***** Source material

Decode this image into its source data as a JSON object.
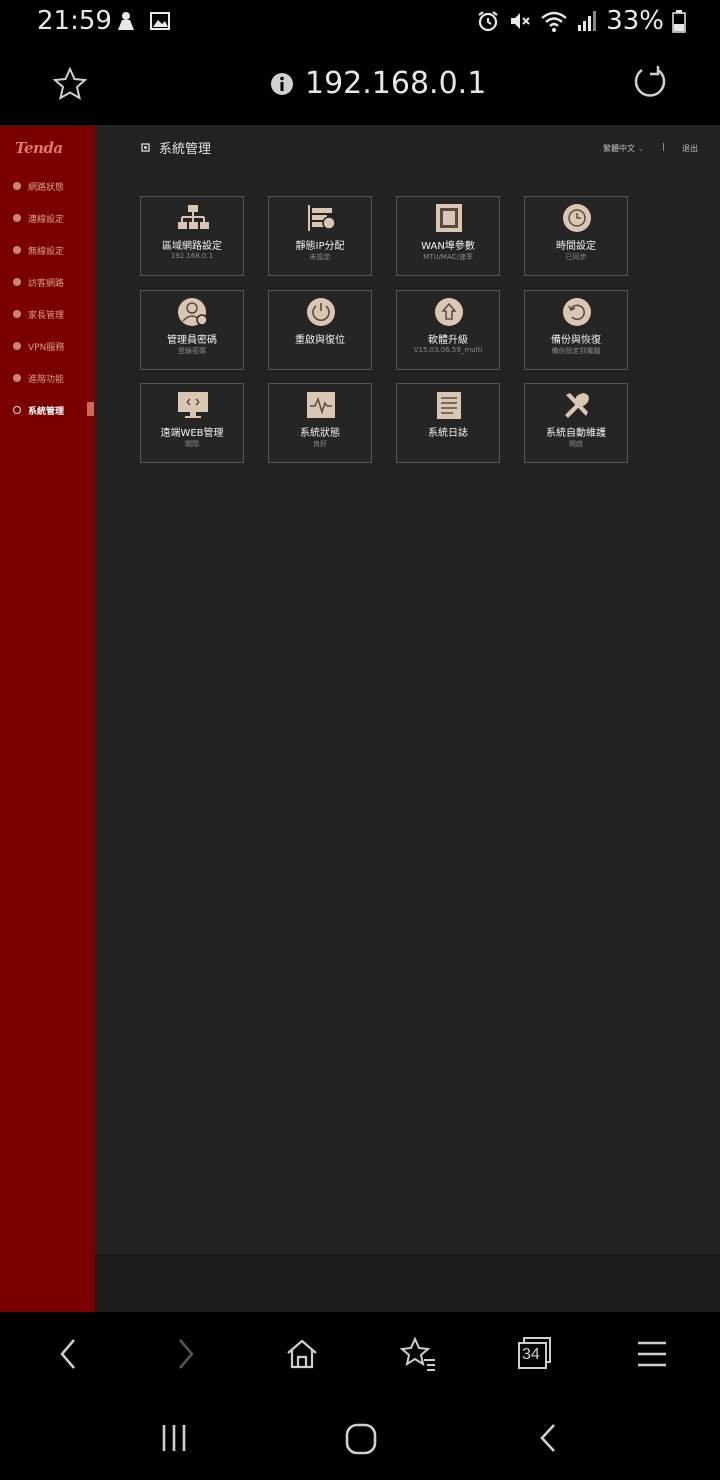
{
  "status_bar": {
    "time": "21:59",
    "battery": "33%",
    "left_icons": [
      "chat-bubble-icon",
      "gallery-icon"
    ],
    "right_icons": [
      "alarm-icon",
      "mute-icon",
      "wifi-icon",
      "signal-icon",
      "battery-icon"
    ]
  },
  "url_bar": {
    "url": "192.168.0.1"
  },
  "router": {
    "brand": "Tenda",
    "page_title": "系統管理",
    "language": "繁體中文",
    "lang_sep": "|",
    "logout": "退出",
    "accent_color": "#d9a07a",
    "sidebar_color": "#7a0000",
    "nav": [
      {
        "label": "網路狀態",
        "icon": "network-status-icon"
      },
      {
        "label": "連線設定",
        "icon": "globe-icon"
      },
      {
        "label": "無線設定",
        "icon": "wifi-icon"
      },
      {
        "label": "訪客網路",
        "icon": "guest-icon"
      },
      {
        "label": "家長管理",
        "icon": "parental-icon"
      },
      {
        "label": "VPN服務",
        "icon": "vpn-icon"
      },
      {
        "label": "進階功能",
        "icon": "advanced-icon"
      },
      {
        "label": "系統管理",
        "icon": "gear-icon",
        "active": true
      }
    ],
    "tiles": [
      {
        "title": "區域網路設定",
        "sub": "192.168.0.1",
        "icon": "lan-topology-icon"
      },
      {
        "title": "靜態IP分配",
        "sub": "未設定",
        "icon": "static-ip-icon"
      },
      {
        "title": "WAN埠參數",
        "sub": "MTU/MAC/速率",
        "icon": "wan-port-icon"
      },
      {
        "title": "時間設定",
        "sub": "已同步",
        "icon": "clock-icon"
      },
      {
        "title": "管理員密碼",
        "sub": "登錄密碼",
        "icon": "admin-password-icon"
      },
      {
        "title": "重啟與復位",
        "sub": "",
        "icon": "power-icon"
      },
      {
        "title": "軟體升級",
        "sub": "V15.03.06.59_multi",
        "icon": "upgrade-icon"
      },
      {
        "title": "備份與恢復",
        "sub": "備份設定到電腦",
        "icon": "backup-restore-icon"
      },
      {
        "title": "遠端WEB管理",
        "sub": "關閉",
        "icon": "remote-web-icon"
      },
      {
        "title": "系統狀態",
        "sub": "良好",
        "icon": "system-status-icon"
      },
      {
        "title": "系統日誌",
        "sub": "",
        "icon": "system-log-icon"
      },
      {
        "title": "系統自動維護",
        "sub": "開啟",
        "icon": "tools-icon"
      }
    ]
  },
  "browser_bar": {
    "tab_count": "34",
    "icons": [
      "back-icon",
      "forward-icon",
      "home-icon",
      "bookmarks-icon",
      "tabs-icon",
      "menu-icon"
    ]
  },
  "system_nav": {
    "icons": [
      "recent-apps-icon",
      "home-button-icon",
      "system-back-icon"
    ]
  }
}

**********

## Instruction
Retype all entries exactly as they appear, dropping the images.

## Final result
Decode this image into its source data as a JSON object.
{
  "status_bar": {
    "time": "21:59",
    "battery": "33%",
    "left_icons": [
      "chat-bubble-icon",
      "gallery-icon"
    ],
    "right_icons": [
      "alarm-icon",
      "mute-icon",
      "wifi-icon",
      "signal-icon",
      "battery-icon"
    ]
  },
  "url_bar": {
    "url": "192.168.0.1"
  },
  "router": {
    "brand": "Tenda",
    "page_title": "系統管理",
    "language": "繁體中文",
    "lang_sep": "|",
    "logout": "退出",
    "accent_color": "#d9a07a",
    "sidebar_color": "#7a0000",
    "nav": [
      {
        "label": "網路狀態",
        "icon": "network-status-icon"
      },
      {
        "label": "連線設定",
        "icon": "globe-icon"
      },
      {
        "label": "無線設定",
        "icon": "wifi-icon"
      },
      {
        "label": "訪客網路",
        "icon": "guest-icon"
      },
      {
        "label": "家長管理",
        "icon": "parental-icon"
      },
      {
        "label": "VPN服務",
        "icon": "vpn-icon"
      },
      {
        "label": "進階功能",
        "icon": "advanced-icon"
      },
      {
        "label": "系統管理",
        "icon": "gear-icon",
        "active": true
      }
    ],
    "tiles": [
      {
        "title": "區域網路設定",
        "sub": "192.168.0.1",
        "icon": "lan-topology-icon"
      },
      {
        "title": "靜態IP分配",
        "sub": "未設定",
        "icon": "static-ip-icon"
      },
      {
        "title": "WAN埠參數",
        "sub": "MTU/MAC/速率",
        "icon": "wan-port-icon"
      },
      {
        "title": "時間設定",
        "sub": "已同步",
        "icon": "clock-icon"
      },
      {
        "title": "管理員密碼",
        "sub": "登錄密碼",
        "icon": "admin-password-icon"
      },
      {
        "title": "重啟與復位",
        "sub": "",
        "icon": "power-icon"
      },
      {
        "title": "軟體升級",
        "sub": "V15.03.06.59_multi",
        "icon": "upgrade-icon"
      },
      {
        "title": "備份與恢復",
        "sub": "備份設定到電腦",
        "icon": "backup-restore-icon"
      },
      {
        "title": "遠端WEB管理",
        "sub": "關閉",
        "icon": "remote-web-icon"
      },
      {
        "title": "系統狀態",
        "sub": "良好",
        "icon": "system-status-icon"
      },
      {
        "title": "系統日誌",
        "sub": "",
        "icon": "system-log-icon"
      },
      {
        "title": "系統自動維護",
        "sub": "開啟",
        "icon": "tools-icon"
      }
    ]
  },
  "browser_bar": {
    "tab_count": "34",
    "icons": [
      "back-icon",
      "forward-icon",
      "home-icon",
      "bookmarks-icon",
      "tabs-icon",
      "menu-icon"
    ]
  },
  "system_nav": {
    "icons": [
      "recent-apps-icon",
      "home-button-icon",
      "system-back-icon"
    ]
  }
}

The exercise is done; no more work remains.